Print the entries verbatim, leaving out the images they contain.

**Recorded information:**
— START —

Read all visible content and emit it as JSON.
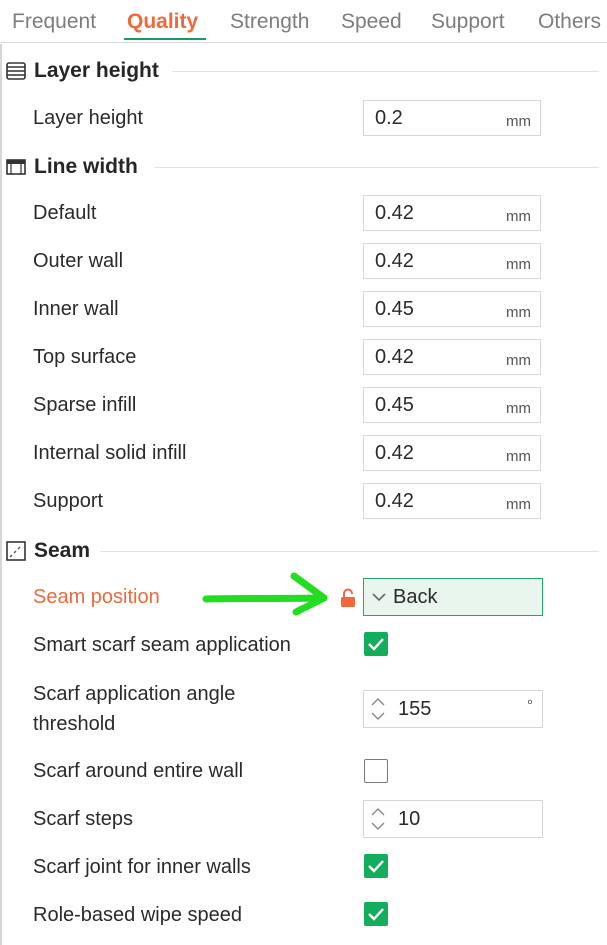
{
  "tabs": [
    {
      "label": "Frequent",
      "active": false
    },
    {
      "label": "Quality",
      "active": true
    },
    {
      "label": "Strength",
      "active": false
    },
    {
      "label": "Speed",
      "active": false
    },
    {
      "label": "Support",
      "active": false
    },
    {
      "label": "Others",
      "active": false
    }
  ],
  "sections": {
    "layer_height": {
      "title": "Layer height",
      "icon": "layer-height-icon"
    },
    "line_width": {
      "title": "Line width",
      "icon": "line-width-icon"
    },
    "seam": {
      "title": "Seam",
      "icon": "seam-icon"
    }
  },
  "layer_height": [
    {
      "label": "Layer height",
      "value": "0.2",
      "unit": "mm"
    }
  ],
  "line_width": [
    {
      "label": "Default",
      "value": "0.42",
      "unit": "mm"
    },
    {
      "label": "Outer wall",
      "value": "0.42",
      "unit": "mm"
    },
    {
      "label": "Inner wall",
      "value": "0.45",
      "unit": "mm"
    },
    {
      "label": "Top surface",
      "value": "0.42",
      "unit": "mm"
    },
    {
      "label": "Sparse infill",
      "value": "0.45",
      "unit": "mm"
    },
    {
      "label": "Internal solid infill",
      "value": "0.42",
      "unit": "mm"
    },
    {
      "label": "Support",
      "value": "0.42",
      "unit": "mm"
    }
  ],
  "seam": {
    "seam_position": {
      "label": "Seam position",
      "value": "Back",
      "modified": true
    },
    "smart_scarf": {
      "label": "Smart scarf seam application",
      "checked": true
    },
    "scarf_angle": {
      "label_line1": "Scarf application angle",
      "label_line2": "threshold",
      "value": "155",
      "unit": "°"
    },
    "scarf_entire_wall": {
      "label": "Scarf around entire wall",
      "checked": false
    },
    "scarf_steps": {
      "label": "Scarf steps",
      "value": "10"
    },
    "scarf_inner_walls": {
      "label": "Scarf joint for inner walls",
      "checked": true
    },
    "role_wipe_speed": {
      "label": "Role-based wipe speed",
      "checked": true
    }
  },
  "colors": {
    "accent_orange": "#ef6a3a",
    "accent_green": "#13ad5c",
    "tab_underline": "#159a6a",
    "annotation_arrow": "#22dd22"
  }
}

— END —

**Finished answer:**
Read all visible content and emit it as JSON.
{
  "tabs": [
    {
      "label": "Frequent",
      "active": false
    },
    {
      "label": "Quality",
      "active": true
    },
    {
      "label": "Strength",
      "active": false
    },
    {
      "label": "Speed",
      "active": false
    },
    {
      "label": "Support",
      "active": false
    },
    {
      "label": "Others",
      "active": false
    }
  ],
  "sections": {
    "layer_height": {
      "title": "Layer height",
      "icon": "layer-height-icon"
    },
    "line_width": {
      "title": "Line width",
      "icon": "line-width-icon"
    },
    "seam": {
      "title": "Seam",
      "icon": "seam-icon"
    }
  },
  "layer_height": [
    {
      "label": "Layer height",
      "value": "0.2",
      "unit": "mm"
    }
  ],
  "line_width": [
    {
      "label": "Default",
      "value": "0.42",
      "unit": "mm"
    },
    {
      "label": "Outer wall",
      "value": "0.42",
      "unit": "mm"
    },
    {
      "label": "Inner wall",
      "value": "0.45",
      "unit": "mm"
    },
    {
      "label": "Top surface",
      "value": "0.42",
      "unit": "mm"
    },
    {
      "label": "Sparse infill",
      "value": "0.45",
      "unit": "mm"
    },
    {
      "label": "Internal solid infill",
      "value": "0.42",
      "unit": "mm"
    },
    {
      "label": "Support",
      "value": "0.42",
      "unit": "mm"
    }
  ],
  "seam": {
    "seam_position": {
      "label": "Seam position",
      "value": "Back",
      "modified": true
    },
    "smart_scarf": {
      "label": "Smart scarf seam application",
      "checked": true
    },
    "scarf_angle": {
      "label_line1": "Scarf application angle",
      "label_line2": "threshold",
      "value": "155",
      "unit": "°"
    },
    "scarf_entire_wall": {
      "label": "Scarf around entire wall",
      "checked": false
    },
    "scarf_steps": {
      "label": "Scarf steps",
      "value": "10"
    },
    "scarf_inner_walls": {
      "label": "Scarf joint for inner walls",
      "checked": true
    },
    "role_wipe_speed": {
      "label": "Role-based wipe speed",
      "checked": true
    }
  },
  "colors": {
    "accent_orange": "#ef6a3a",
    "accent_green": "#13ad5c",
    "tab_underline": "#159a6a",
    "annotation_arrow": "#22dd22"
  }
}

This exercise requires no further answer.